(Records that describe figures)
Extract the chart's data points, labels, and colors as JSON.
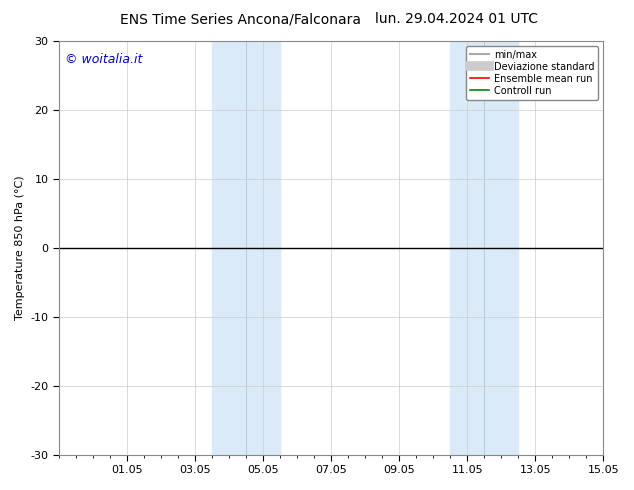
{
  "title": "ENS Time Series Ancona/Falconara",
  "title_right": "lun. 29.04.2024 01 UTC",
  "ylabel": "Temperature 850 hPa (°C)",
  "watermark": "© woitalia.it",
  "watermark_color": "#0000cc",
  "ylim": [
    -30,
    30
  ],
  "yticks": [
    -30,
    -20,
    -10,
    0,
    10,
    20,
    30
  ],
  "xtick_labels": [
    "01.05",
    "03.05",
    "05.05",
    "07.05",
    "09.05",
    "11.05",
    "13.05",
    "15.05"
  ],
  "xtick_positions": [
    2,
    4,
    6,
    8,
    10,
    12,
    14,
    16
  ],
  "x_min": 0,
  "x_max": 16,
  "shaded_bands": [
    {
      "x_start": 4.5,
      "x_end": 6.5,
      "color": "#daeaf8"
    },
    {
      "x_start": 11.5,
      "x_end": 13.5,
      "color": "#daeaf8"
    }
  ],
  "inner_vlines": [
    5.5,
    12.5
  ],
  "hline_y": 0,
  "hline_color": "#000000",
  "legend_items": [
    {
      "label": "min/max",
      "color": "#aaaaaa",
      "lw": 1.5,
      "linestyle": "-"
    },
    {
      "label": "Deviazione standard",
      "color": "#cccccc",
      "lw": 7,
      "linestyle": "-"
    },
    {
      "label": "Ensemble mean run",
      "color": "#ff0000",
      "lw": 1.2,
      "linestyle": "-"
    },
    {
      "label": "Controll run",
      "color": "#008800",
      "lw": 1.2,
      "linestyle": "-"
    }
  ],
  "bg_color": "#ffffff",
  "plot_bg_color": "#ffffff",
  "grid_color": "#cccccc",
  "title_fontsize": 10,
  "label_fontsize": 8,
  "tick_fontsize": 8,
  "watermark_fontsize": 9
}
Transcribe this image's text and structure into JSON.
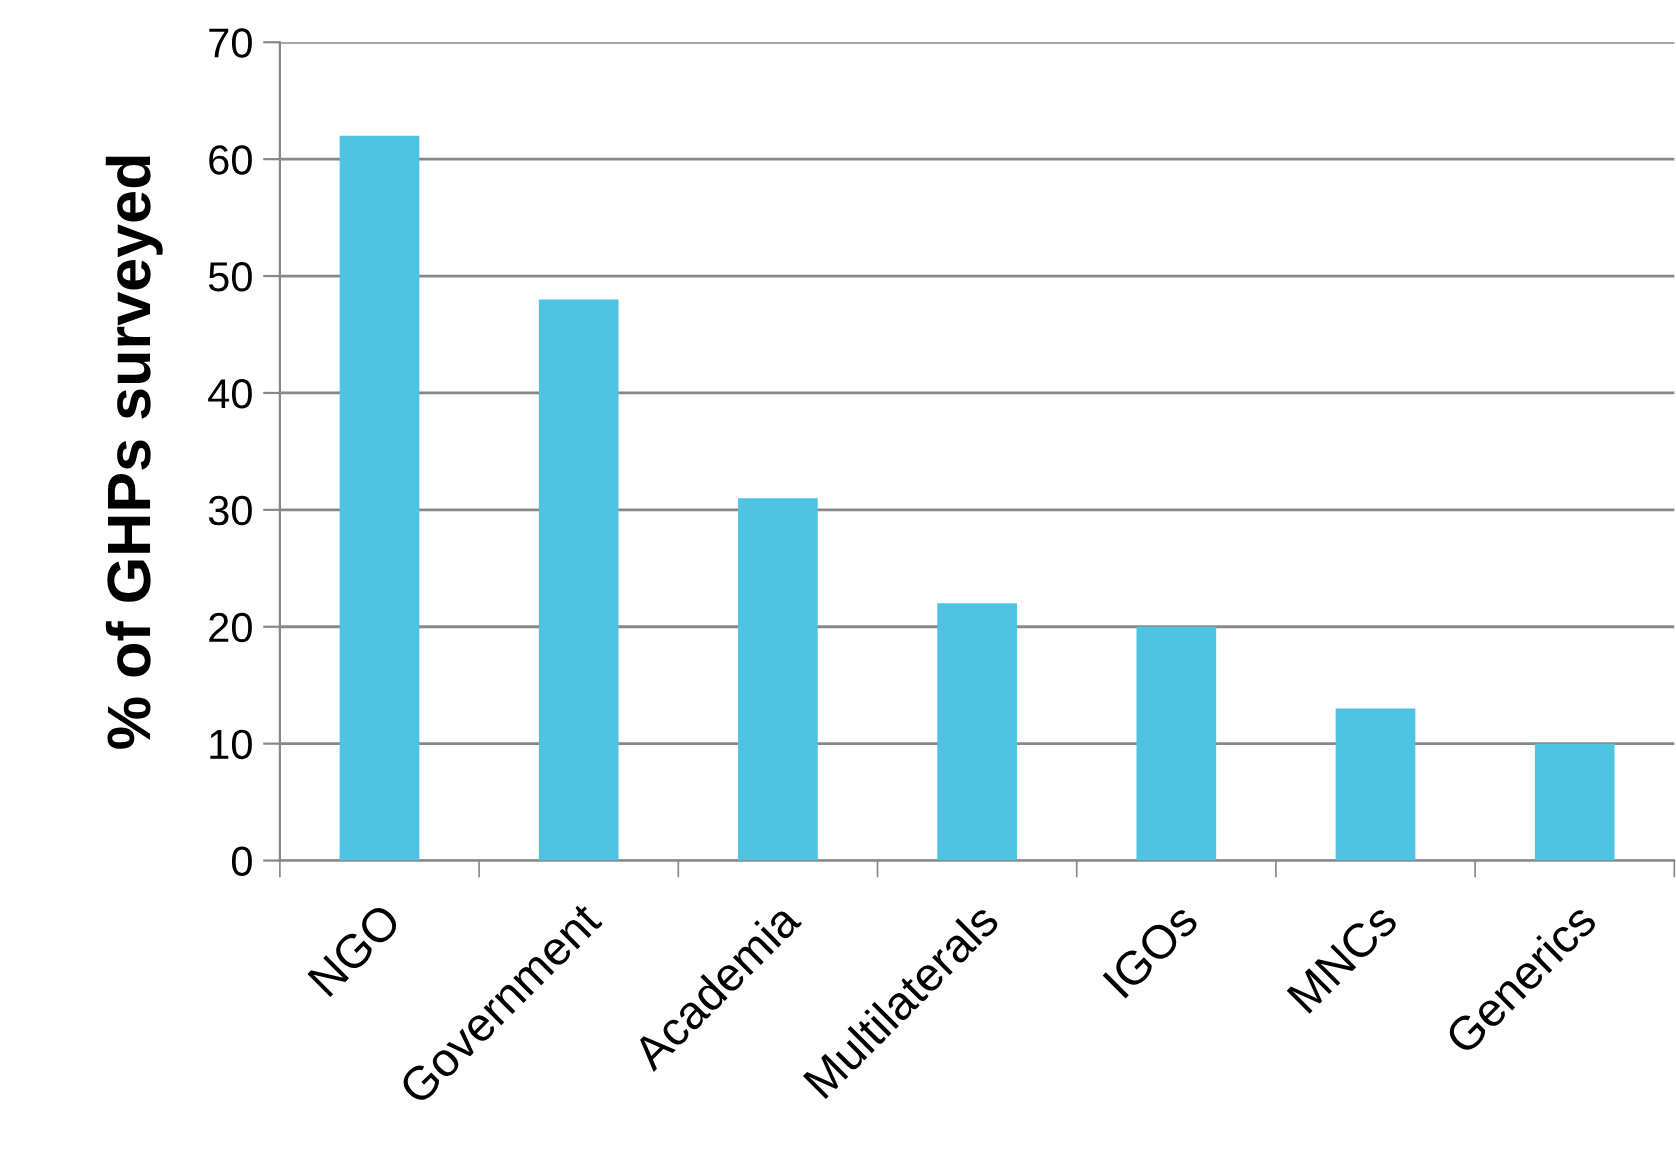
{
  "chart_data": {
    "type": "bar",
    "ylabel": "% of GHPs surveyed",
    "categories": [
      "NGO",
      "Government",
      "Academia",
      "Multilaterals",
      "IGOs",
      "MNCs",
      "Generics"
    ],
    "values": [
      62,
      48,
      31,
      22,
      20,
      13,
      10
    ],
    "color": "#4fc4e2",
    "ylim": [
      0,
      70
    ],
    "yticks": [
      0,
      10,
      20,
      30,
      40,
      50,
      60,
      70
    ],
    "grid": "y",
    "legend": false
  }
}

Exercise aim => Reproduce each line word for word and drop the pictures.

Answer to the task =>
Extract the chart's data points, labels, and colors as JSON.
{
  "title": "ENS Time Series Ancona/Falconara",
  "title_right": "lun. 29.04.2024 01 UTC",
  "ylabel": "Temperature 850 hPa (°C)",
  "watermark": "© woitalia.it",
  "watermark_color": "#0000cc",
  "ylim": [
    -30,
    30
  ],
  "yticks": [
    -30,
    -20,
    -10,
    0,
    10,
    20,
    30
  ],
  "xtick_labels": [
    "01.05",
    "03.05",
    "05.05",
    "07.05",
    "09.05",
    "11.05",
    "13.05",
    "15.05"
  ],
  "xtick_positions": [
    2,
    4,
    6,
    8,
    10,
    12,
    14,
    16
  ],
  "x_min": 0,
  "x_max": 16,
  "shaded_bands": [
    {
      "x_start": 4.5,
      "x_end": 6.5,
      "color": "#daeaf8"
    },
    {
      "x_start": 11.5,
      "x_end": 13.5,
      "color": "#daeaf8"
    }
  ],
  "inner_vlines": [
    5.5,
    12.5
  ],
  "hline_y": 0,
  "hline_color": "#000000",
  "legend_items": [
    {
      "label": "min/max",
      "color": "#aaaaaa",
      "lw": 1.5,
      "linestyle": "-"
    },
    {
      "label": "Deviazione standard",
      "color": "#cccccc",
      "lw": 7,
      "linestyle": "-"
    },
    {
      "label": "Ensemble mean run",
      "color": "#ff0000",
      "lw": 1.2,
      "linestyle": "-"
    },
    {
      "label": "Controll run",
      "color": "#008800",
      "lw": 1.2,
      "linestyle": "-"
    }
  ],
  "bg_color": "#ffffff",
  "plot_bg_color": "#ffffff",
  "grid_color": "#cccccc",
  "title_fontsize": 10,
  "label_fontsize": 8,
  "tick_fontsize": 8,
  "watermark_fontsize": 9
}
Transcribe this image's text and structure into JSON.
{
  "chart_data": {
    "type": "bar",
    "ylabel": "% of GHPs surveyed",
    "categories": [
      "NGO",
      "Government",
      "Academia",
      "Multilaterals",
      "IGOs",
      "MNCs",
      "Generics"
    ],
    "values": [
      62,
      48,
      31,
      22,
      20,
      13,
      10
    ],
    "color": "#4fc4e2",
    "ylim": [
      0,
      70
    ],
    "yticks": [
      0,
      10,
      20,
      30,
      40,
      50,
      60,
      70
    ],
    "grid": "y",
    "legend": false
  }
}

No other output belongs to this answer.